TASK OBJECTIVE: Print all the entries verbatim.
——
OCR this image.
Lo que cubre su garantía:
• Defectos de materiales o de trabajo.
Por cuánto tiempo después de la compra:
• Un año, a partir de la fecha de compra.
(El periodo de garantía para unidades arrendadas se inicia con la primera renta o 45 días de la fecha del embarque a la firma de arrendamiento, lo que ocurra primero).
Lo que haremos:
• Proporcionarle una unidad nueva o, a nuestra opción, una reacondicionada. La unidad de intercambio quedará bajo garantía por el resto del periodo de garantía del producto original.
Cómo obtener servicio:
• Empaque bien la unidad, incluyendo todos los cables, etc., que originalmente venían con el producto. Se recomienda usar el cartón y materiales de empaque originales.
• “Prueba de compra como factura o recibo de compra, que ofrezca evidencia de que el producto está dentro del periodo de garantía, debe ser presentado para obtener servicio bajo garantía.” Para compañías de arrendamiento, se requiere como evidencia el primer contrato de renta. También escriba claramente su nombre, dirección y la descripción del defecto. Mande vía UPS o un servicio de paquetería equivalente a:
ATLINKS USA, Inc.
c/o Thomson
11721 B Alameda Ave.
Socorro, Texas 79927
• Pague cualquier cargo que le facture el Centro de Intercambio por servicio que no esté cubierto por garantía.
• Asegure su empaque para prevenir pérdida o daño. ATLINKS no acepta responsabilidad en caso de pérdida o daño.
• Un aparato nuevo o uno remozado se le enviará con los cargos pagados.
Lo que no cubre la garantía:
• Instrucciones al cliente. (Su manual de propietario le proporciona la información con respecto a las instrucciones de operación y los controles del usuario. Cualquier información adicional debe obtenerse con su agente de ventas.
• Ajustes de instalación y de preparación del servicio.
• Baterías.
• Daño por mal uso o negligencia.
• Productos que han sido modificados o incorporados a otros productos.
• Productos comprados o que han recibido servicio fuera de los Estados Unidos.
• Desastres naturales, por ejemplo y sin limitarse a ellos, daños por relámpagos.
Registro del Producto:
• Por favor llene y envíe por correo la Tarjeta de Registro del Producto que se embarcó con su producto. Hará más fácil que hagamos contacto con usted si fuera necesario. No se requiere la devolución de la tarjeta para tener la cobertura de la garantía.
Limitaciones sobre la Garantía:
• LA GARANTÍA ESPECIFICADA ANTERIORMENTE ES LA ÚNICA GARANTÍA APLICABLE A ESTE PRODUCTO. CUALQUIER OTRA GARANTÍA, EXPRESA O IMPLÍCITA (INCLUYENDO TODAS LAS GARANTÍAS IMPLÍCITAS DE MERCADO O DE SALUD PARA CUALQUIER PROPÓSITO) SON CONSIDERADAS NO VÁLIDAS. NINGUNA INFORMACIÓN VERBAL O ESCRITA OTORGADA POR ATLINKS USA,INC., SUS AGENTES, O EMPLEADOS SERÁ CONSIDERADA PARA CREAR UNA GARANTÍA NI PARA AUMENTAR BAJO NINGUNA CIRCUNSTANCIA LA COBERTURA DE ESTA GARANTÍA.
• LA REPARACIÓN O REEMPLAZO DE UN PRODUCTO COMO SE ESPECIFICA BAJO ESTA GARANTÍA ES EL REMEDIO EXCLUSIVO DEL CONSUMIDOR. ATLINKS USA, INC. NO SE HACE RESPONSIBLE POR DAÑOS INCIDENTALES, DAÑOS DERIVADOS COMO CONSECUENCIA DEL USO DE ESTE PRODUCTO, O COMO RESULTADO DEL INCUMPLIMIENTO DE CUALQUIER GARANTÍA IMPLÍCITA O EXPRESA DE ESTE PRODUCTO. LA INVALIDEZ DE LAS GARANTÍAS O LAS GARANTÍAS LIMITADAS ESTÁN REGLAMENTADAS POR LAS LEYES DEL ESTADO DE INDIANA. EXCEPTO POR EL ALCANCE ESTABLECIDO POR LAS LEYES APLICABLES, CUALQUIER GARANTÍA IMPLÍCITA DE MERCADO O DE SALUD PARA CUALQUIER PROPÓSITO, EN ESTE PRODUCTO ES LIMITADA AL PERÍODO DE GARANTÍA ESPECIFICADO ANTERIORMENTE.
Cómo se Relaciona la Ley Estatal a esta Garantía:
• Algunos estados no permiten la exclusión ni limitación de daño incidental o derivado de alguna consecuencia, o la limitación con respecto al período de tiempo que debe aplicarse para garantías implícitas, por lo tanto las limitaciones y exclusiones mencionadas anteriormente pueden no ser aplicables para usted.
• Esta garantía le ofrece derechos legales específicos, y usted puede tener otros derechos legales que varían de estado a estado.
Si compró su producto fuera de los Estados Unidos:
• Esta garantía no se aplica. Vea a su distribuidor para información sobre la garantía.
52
——
SOLUTION:
OCR this image.
Lo que cubre su garantía:
• Defectos de materiales o de trabajo.
Por cuánto tiempo después de la compra:
• Un año, a partir de la fecha de compra.
(El periodo de garantía para unidades arrendadas se inicia con la primera renta o 45 días de la fecha del embarque a la firma de arrendamiento, lo que ocurra primero).
Lo que haremos:
• Proporcionarle una unidad nueva o, a nuestra opción, una reacondicionada. La unidad de intercambio quedará bajo garantía por el resto del periodo de garantía del producto original.
Cómo obtener servicio:
• Empaque bien la unidad, incluyendo todos los cables, etc., que originalmente venían con el producto. Se recomienda usar el cartón y materiales de empaque originales.
• “Prueba de compra como factura o recibo de compra, que ofrezca evidencia de que el producto está dentro del periodo de garantía, debe ser presentado para obtener servicio bajo garantía.” Para compañías de arrendamiento, se requiere como evidencia el primer contrato de renta. También escriba claramente su nombre, dirección y la descripción del defecto. Mande vía UPS o un servicio de paquetería equivalente a:
ATLINKS USA, Inc.
c/o Thomson
11721 B Alameda Ave.
Socorro, Texas 79927
• Pague cualquier cargo que le facture el Centro de Intercambio por servicio que no esté cubierto por garantía.
• Asegure su empaque para prevenir pérdida o daño. ATLINKS no acepta responsabilidad en caso de pérdida o daño.
• Un aparato nuevo o uno remozado se le enviará con los cargos pagados.
Lo que no cubre la garantía:
• Instrucciones al cliente. (Su manual de propietario le proporciona la información con respecto a las instrucciones de operación y los controles del usuario. Cualquier información adicional debe obtenerse con su agente de ventas.
• Ajustes de instalación y de preparación del servicio.
• Baterías.
• Daño por mal uso o negligencia.
• Productos que han sido modificados o incorporados a otros productos.
• Productos comprados o que han recibido servicio fuera de los Estados Unidos.
• Desastres naturales, por ejemplo y sin limitarse a ellos, daños por relámpagos.
Registro del Producto:
• Por favor llene y envíe por correo la Tarjeta de Registro del Producto que se embarcó con su producto. Hará más fácil que hagamos contacto con usted si fuera necesario. No se requiere la devolución de la tarjeta para tener la cobertura de la garantía.
Limitaciones sobre la Garantía:
• LA GARANTÍA ESPECIFICADA ANTERIORMENTE ES LA ÚNICA GARANTÍA APLICABLE A ESTE PRODUCTO. CUALQUIER OTRA GARANTÍA, EXPRESA O IMPLÍCITA (INCLUYENDO TODAS LAS GARANTÍAS IMPLÍCITAS DE MERCADO O DE SALUD PARA CUALQUIER PROPÓSITO) SON CONSIDERADAS NO VÁLIDAS. NINGUNA INFORMACIÓN VERBAL O ESCRITA OTORGADA POR ATLINKS USA,INC., SUS AGENTES, O EMPLEADOS SERÁ CONSIDERADA PARA CREAR UNA GARANTÍA NI PARA AUMENTAR BAJO NINGUNA CIRCUNSTANCIA LA COBERTURA DE ESTA GARANTÍA.
• LA REPARACIÓN O REEMPLAZO DE UN PRODUCTO COMO SE ESPECIFICA BAJO ESTA GARANTÍA ES EL REMEDIO EXCLUSIVO DEL CONSUMIDOR. ATLINKS USA, INC. NO SE HACE RESPONSIBLE POR DAÑOS INCIDENTALES, DAÑOS DERIVADOS COMO CONSECUENCIA DEL USO DE ESTE PRODUCTO, O COMO RESULTADO DEL INCUMPLIMIENTO DE CUALQUIER GARANTÍA IMPLÍCITA O EXPRESA DE ESTE PRODUCTO. LA INVALIDEZ DE LAS GARANTÍAS O LAS GARANTÍAS LIMITADAS ESTÁN REGLAMENTADAS POR LAS LEYES DEL ESTADO DE INDIANA. EXCEPTO POR EL ALCANCE ESTABLECIDO POR LAS LEYES APLICABLES, CUALQUIER GARANTÍA IMPLÍCITA DE MERCADO O DE SALUD PARA CUALQUIER PROPÓSITO, EN ESTE PRODUCTO ES LIMITADA AL PERÍODO DE GARANTÍA ESPECIFICADO ANTERIORMENTE.
Cómo se Relaciona la Ley Estatal a esta Garantía:
• Algunos estados no permiten la exclusión ni limitación de daño incidental o derivado de alguna consecuencia, o la limitación con respecto al período de tiempo que debe aplicarse para garantías implícitas, por lo tanto las limitaciones y exclusiones mencionadas anteriormente pueden no ser aplicables para usted.
• Esta garantía le ofrece derechos legales específicos, y usted puede tener otros derechos legales que varían de estado a estado.
Si compró su producto fuera de los Estados Unidos:
• Esta garantía no se aplica. Vea a su distribuidor para información sobre la garantía.
52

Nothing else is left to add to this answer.